Reproduce every line of the listing as written, apart from the pictures.

#####

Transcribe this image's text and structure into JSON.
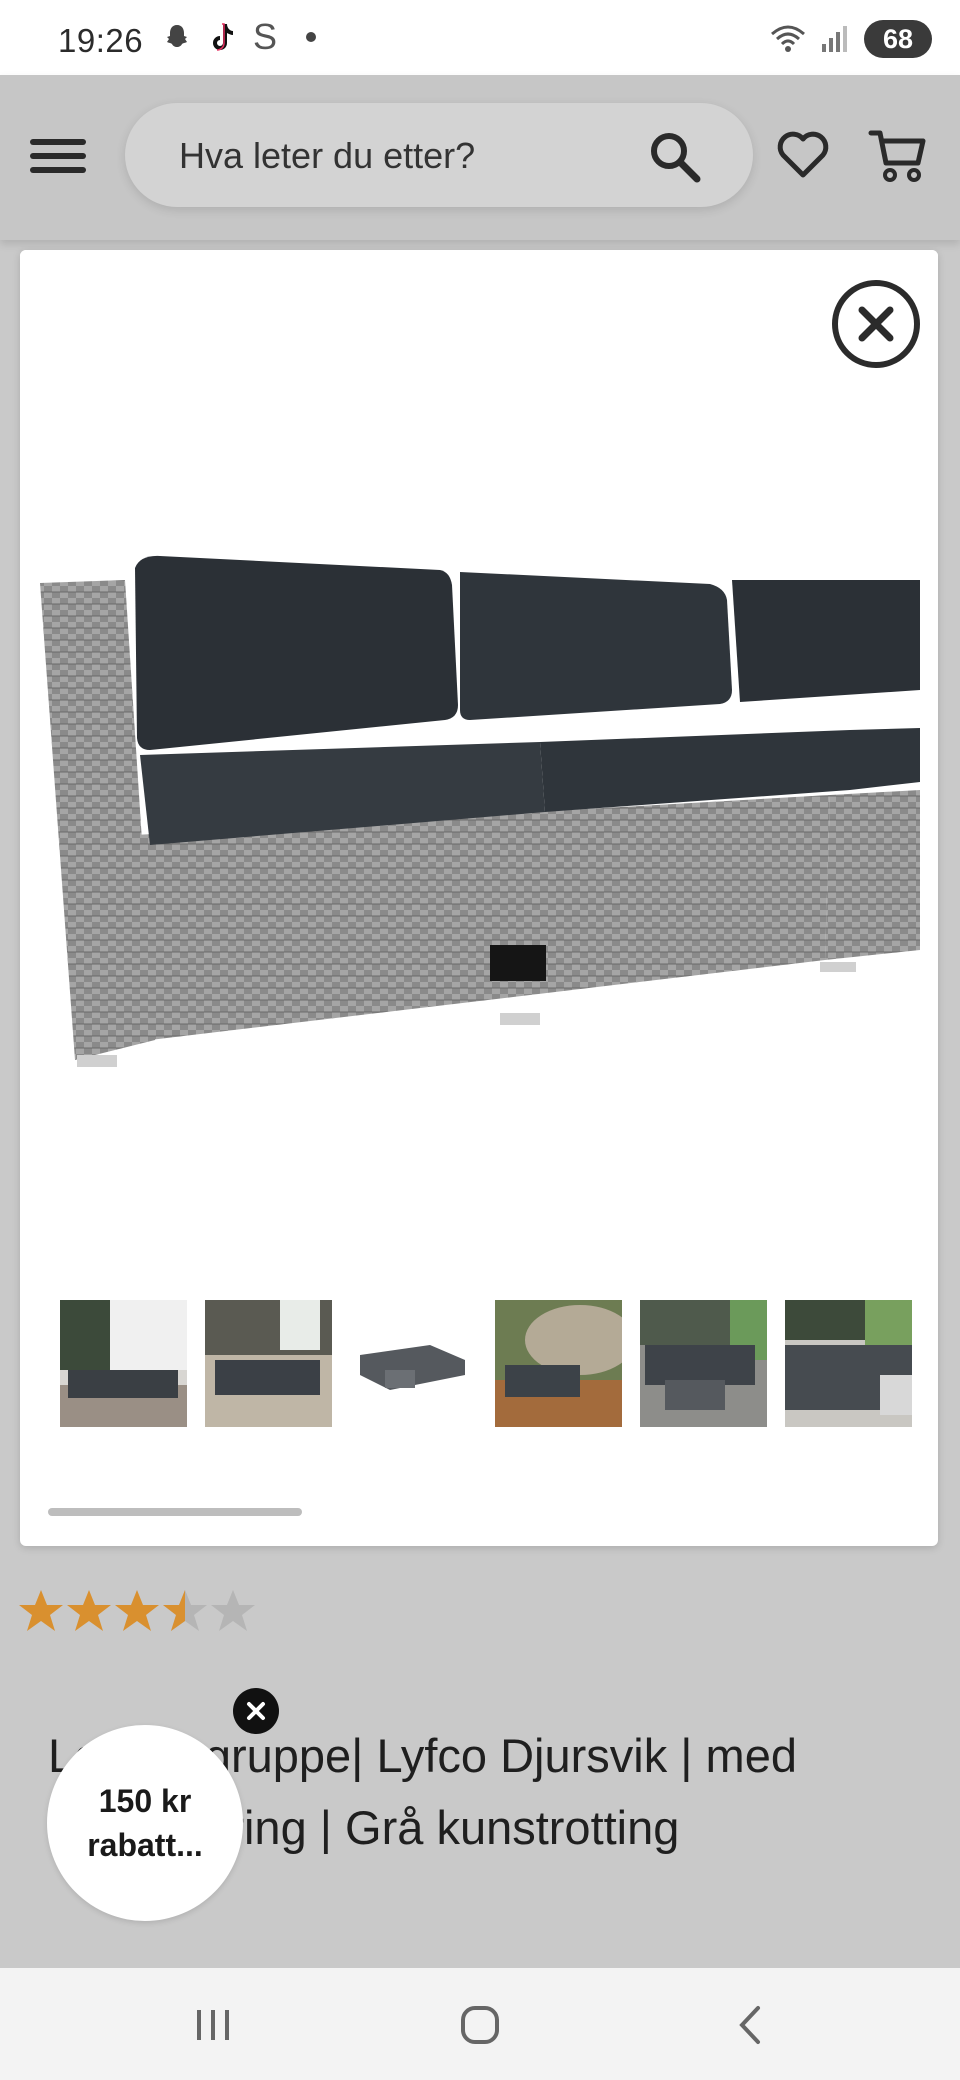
{
  "status_bar": {
    "time": "19:26",
    "battery": "68",
    "icons": [
      "snapchat-icon",
      "tiktok-icon",
      "s-app-icon",
      "wifi-icon",
      "signal-icon"
    ],
    "s_glyph": "S"
  },
  "header": {
    "search_placeholder": "Hva leter du etter?",
    "icons": [
      "menu-icon",
      "search-icon",
      "heart-icon",
      "cart-icon"
    ]
  },
  "gallery": {
    "thumbnail_count": 6,
    "close_icon": "close-icon"
  },
  "rating": {
    "value": 3.5,
    "max": 5
  },
  "product": {
    "title": "Loungegruppe| Lyfco Djursvik | med oppbevaring | Grå kunstrotting"
  },
  "discount": {
    "line1": "150 kr",
    "line2": "rabatt..."
  },
  "colors": {
    "star_filled": "#d9902f",
    "star_empty": "#b5b5b5",
    "cushion": "#2f353b",
    "rattan": "#8c8c8c"
  }
}
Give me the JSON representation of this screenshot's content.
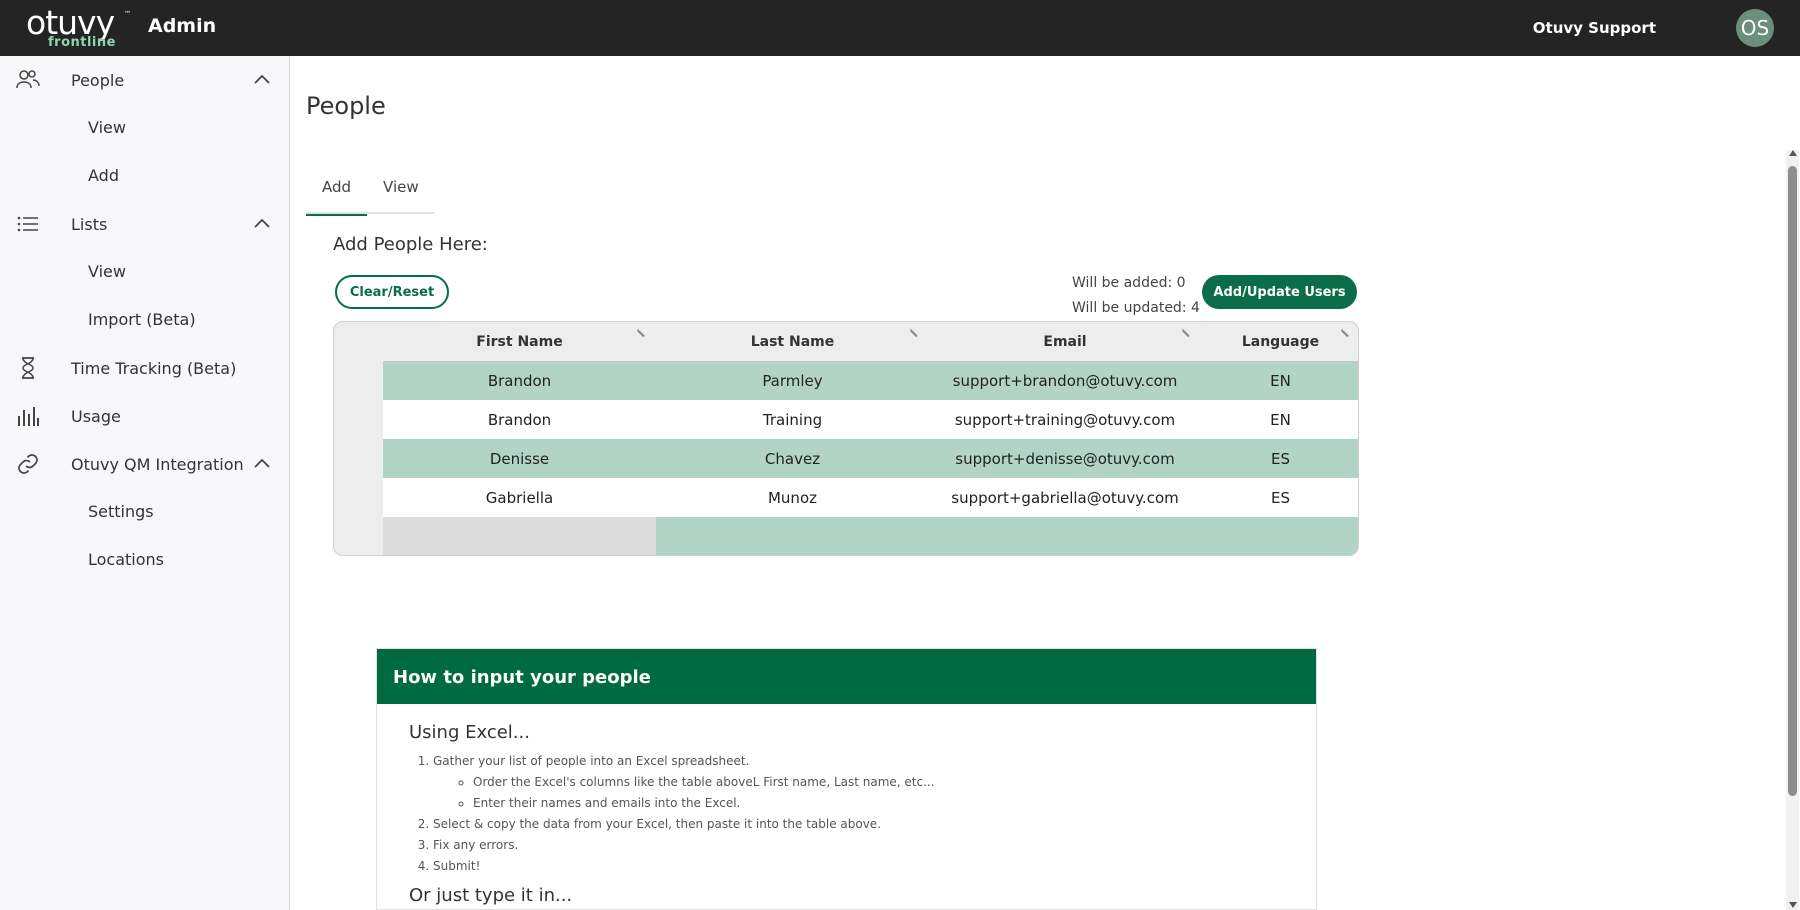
{
  "header": {
    "logo_text": "otuvy",
    "logo_sub": "frontline",
    "logo_tm": "™",
    "title": "Admin",
    "user_name": "Otuvy Support",
    "avatar_initials": "OS"
  },
  "sidebar": {
    "items": [
      {
        "label": "People",
        "icon": "people-icon",
        "expanded": true,
        "children": [
          {
            "label": "View"
          },
          {
            "label": "Add"
          }
        ]
      },
      {
        "label": "Lists",
        "icon": "list-icon",
        "expanded": true,
        "children": [
          {
            "label": "View"
          },
          {
            "label": "Import (Beta)"
          }
        ]
      },
      {
        "label": "Time Tracking (Beta)",
        "icon": "hourglass-icon"
      },
      {
        "label": "Usage",
        "icon": "bar-chart-icon"
      },
      {
        "label": "Otuvy QM Integration",
        "icon": "link-icon",
        "expanded": true,
        "children": [
          {
            "label": "Settings"
          },
          {
            "label": "Locations"
          }
        ]
      }
    ]
  },
  "main": {
    "page_title": "People",
    "tabs": [
      {
        "label": "Add",
        "active": true
      },
      {
        "label": "View",
        "active": false
      }
    ],
    "section_title": "Add People Here:",
    "clear_button": "Clear/Reset",
    "add_button": "Add/Update Users",
    "will_be_added": "Will be added: 0",
    "will_be_updated": "Will be updated: 4",
    "table": {
      "columns": [
        "First Name",
        "Last Name",
        "Email",
        "Language"
      ],
      "rows": [
        [
          "Brandon",
          "Parmley",
          "support+brandon@otuvy.com",
          "EN"
        ],
        [
          "Brandon",
          "Training",
          "support+training@otuvy.com",
          "EN"
        ],
        [
          "Denisse",
          "Chavez",
          "support+denisse@otuvy.com",
          "ES"
        ],
        [
          "Gabriella",
          "Munoz",
          "support+gabriella@otuvy.com",
          "ES"
        ]
      ]
    },
    "howto": {
      "title": "How to input your people",
      "subtitle": "Using Excel...",
      "step1": "Gather your list of people into an Excel spreadsheet.",
      "step1_sub1": "Order the Excel's columns like the table aboveL First name, Last name, etc...",
      "step1_sub2": "Enter their names and emails into the Excel.",
      "step2": "Select & copy the data from your Excel, then paste it into the table above.",
      "step3": "Fix any errors.",
      "step4": "Submit!",
      "subtitle2": "Or just type it in..."
    }
  },
  "colors": {
    "brand_green": "#0a6c48",
    "row_green": "#b2d4c6",
    "topbar": "#242424"
  }
}
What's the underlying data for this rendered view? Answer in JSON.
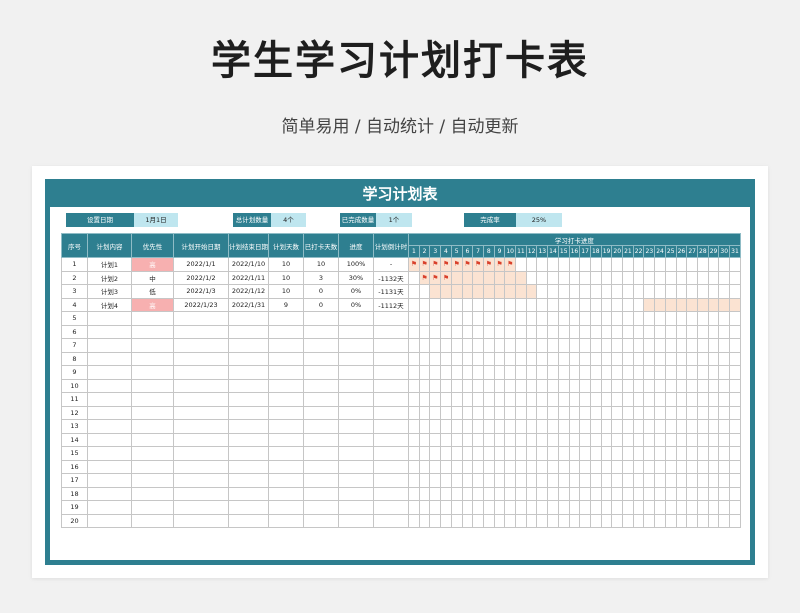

#####

Full response:
Transcribe this image's text and structure into JSON.
{
  "status_bar": {
    "time": "19:26",
    "battery": "68",
    "icons": [
      "snapchat-icon",
      "tiktok-icon",
      "s-app-icon",
      "wifi-icon",
      "signal-icon"
    ],
    "s_glyph": "S"
  },
  "header": {
    "search_placeholder": "Hva leter du etter?",
    "icons": [
      "menu-icon",
      "search-icon",
      "heart-icon",
      "cart-icon"
    ]
  },
  "gallery": {
    "thumbnail_count": 6,
    "close_icon": "close-icon"
  },
  "rating": {
    "value": 3.5,
    "max": 5
  },
  "product": {
    "title": "Loungegruppe| Lyfco Djursvik | med oppbevaring | Grå kunstrotting"
  },
  "discount": {
    "line1": "150 kr",
    "line2": "rabatt..."
  },
  "colors": {
    "star_filled": "#d9902f",
    "star_empty": "#b5b5b5",
    "cushion": "#2f353b",
    "rattan": "#8c8c8c"
  }
}
Give me the JSON representation of this screenshot's content.
{
  "header": {
    "logo_text": "otuvy",
    "logo_sub": "frontline",
    "logo_tm": "™",
    "title": "Admin",
    "user_name": "Otuvy Support",
    "avatar_initials": "OS"
  },
  "sidebar": {
    "items": [
      {
        "label": "People",
        "icon": "people-icon",
        "expanded": true,
        "children": [
          {
            "label": "View"
          },
          {
            "label": "Add"
          }
        ]
      },
      {
        "label": "Lists",
        "icon": "list-icon",
        "expanded": true,
        "children": [
          {
            "label": "View"
          },
          {
            "label": "Import (Beta)"
          }
        ]
      },
      {
        "label": "Time Tracking (Beta)",
        "icon": "hourglass-icon"
      },
      {
        "label": "Usage",
        "icon": "bar-chart-icon"
      },
      {
        "label": "Otuvy QM Integration",
        "icon": "link-icon",
        "expanded": true,
        "children": [
          {
            "label": "Settings"
          },
          {
            "label": "Locations"
          }
        ]
      }
    ]
  },
  "main": {
    "page_title": "People",
    "tabs": [
      {
        "label": "Add",
        "active": true
      },
      {
        "label": "View",
        "active": false
      }
    ],
    "section_title": "Add People Here:",
    "clear_button": "Clear/Reset",
    "add_button": "Add/Update Users",
    "will_be_added": "Will be added: 0",
    "will_be_updated": "Will be updated: 4",
    "table": {
      "columns": [
        "First Name",
        "Last Name",
        "Email",
        "Language"
      ],
      "rows": [
        [
          "Brandon",
          "Parmley",
          "support+brandon@otuvy.com",
          "EN"
        ],
        [
          "Brandon",
          "Training",
          "support+training@otuvy.com",
          "EN"
        ],
        [
          "Denisse",
          "Chavez",
          "support+denisse@otuvy.com",
          "ES"
        ],
        [
          "Gabriella",
          "Munoz",
          "support+gabriella@otuvy.com",
          "ES"
        ]
      ]
    },
    "howto": {
      "title": "How to input your people",
      "subtitle": "Using Excel...",
      "step1": "Gather your list of people into an Excel spreadsheet.",
      "step1_sub1": "Order the Excel's columns like the table aboveL First name, Last name, etc...",
      "step1_sub2": "Enter their names and emails into the Excel.",
      "step2": "Select & copy the data from your Excel, then paste it into the table above.",
      "step3": "Fix any errors.",
      "step4": "Submit!",
      "subtitle2": "Or just type it in..."
    }
  },
  "colors": {
    "brand_green": "#0a6c48",
    "row_green": "#b2d4c6",
    "topbar": "#242424"
  }
}
What's the underlying data for this rendered view? Answer in JSON.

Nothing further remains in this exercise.